**INSTRUCTIONS FOR THE TASK:** Among the lines of this listing, determine how many contain the string "组织开展灭火救援业务训练". Answer with the number only.

>>>>>

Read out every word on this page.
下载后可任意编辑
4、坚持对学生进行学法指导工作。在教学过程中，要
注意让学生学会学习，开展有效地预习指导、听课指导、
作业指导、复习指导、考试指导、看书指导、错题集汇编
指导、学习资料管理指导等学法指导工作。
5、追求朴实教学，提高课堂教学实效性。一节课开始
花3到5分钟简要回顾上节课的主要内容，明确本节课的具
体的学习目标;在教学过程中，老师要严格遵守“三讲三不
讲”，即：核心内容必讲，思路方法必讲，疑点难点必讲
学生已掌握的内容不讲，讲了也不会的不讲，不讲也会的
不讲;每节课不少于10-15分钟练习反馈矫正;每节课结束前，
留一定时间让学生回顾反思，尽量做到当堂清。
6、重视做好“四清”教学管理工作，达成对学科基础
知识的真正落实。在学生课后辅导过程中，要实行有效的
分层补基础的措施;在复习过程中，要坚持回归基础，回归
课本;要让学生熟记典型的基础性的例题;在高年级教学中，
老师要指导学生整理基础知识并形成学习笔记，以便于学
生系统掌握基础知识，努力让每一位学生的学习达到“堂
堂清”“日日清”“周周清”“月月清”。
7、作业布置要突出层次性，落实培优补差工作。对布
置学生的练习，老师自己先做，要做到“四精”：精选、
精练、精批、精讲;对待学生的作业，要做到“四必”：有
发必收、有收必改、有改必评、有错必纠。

<<<<<
>>>>>

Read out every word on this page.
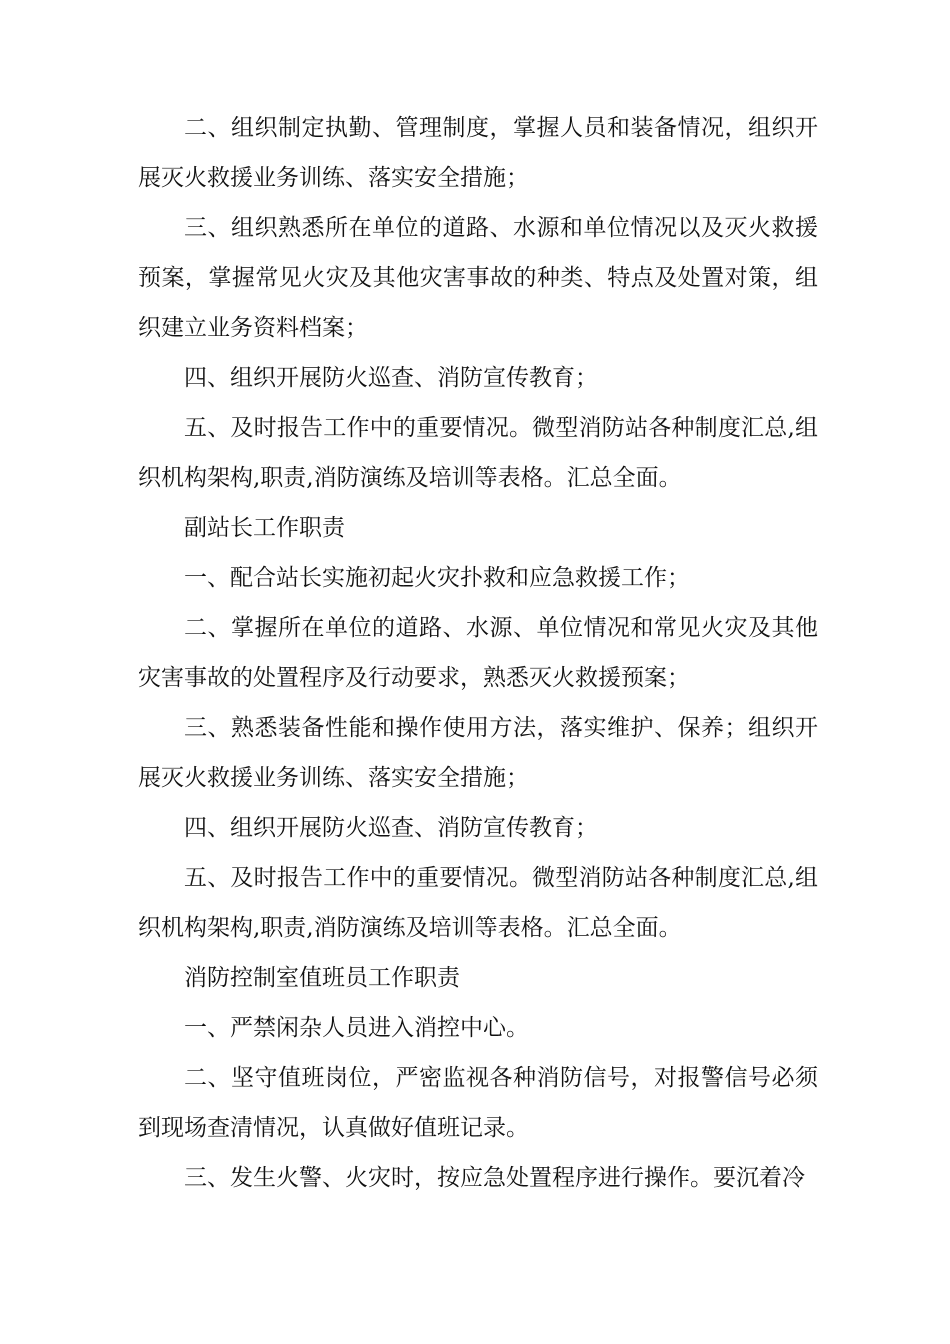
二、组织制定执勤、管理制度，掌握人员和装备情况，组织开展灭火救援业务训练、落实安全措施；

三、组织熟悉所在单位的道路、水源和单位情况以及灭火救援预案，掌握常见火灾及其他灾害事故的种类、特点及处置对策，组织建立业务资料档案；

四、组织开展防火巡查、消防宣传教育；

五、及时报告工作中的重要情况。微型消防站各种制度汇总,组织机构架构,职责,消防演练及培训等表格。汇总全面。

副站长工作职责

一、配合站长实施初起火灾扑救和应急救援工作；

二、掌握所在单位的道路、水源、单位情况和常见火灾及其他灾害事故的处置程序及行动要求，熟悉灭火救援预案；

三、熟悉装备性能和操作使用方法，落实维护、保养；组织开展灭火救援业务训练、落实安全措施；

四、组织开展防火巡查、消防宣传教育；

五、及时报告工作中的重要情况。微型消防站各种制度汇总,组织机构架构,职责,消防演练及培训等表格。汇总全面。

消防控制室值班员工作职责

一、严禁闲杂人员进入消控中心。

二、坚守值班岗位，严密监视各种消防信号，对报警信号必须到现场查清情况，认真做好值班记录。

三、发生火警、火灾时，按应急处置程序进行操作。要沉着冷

<<<<<

**SOLUTION TO THIS EXERCISE:** 2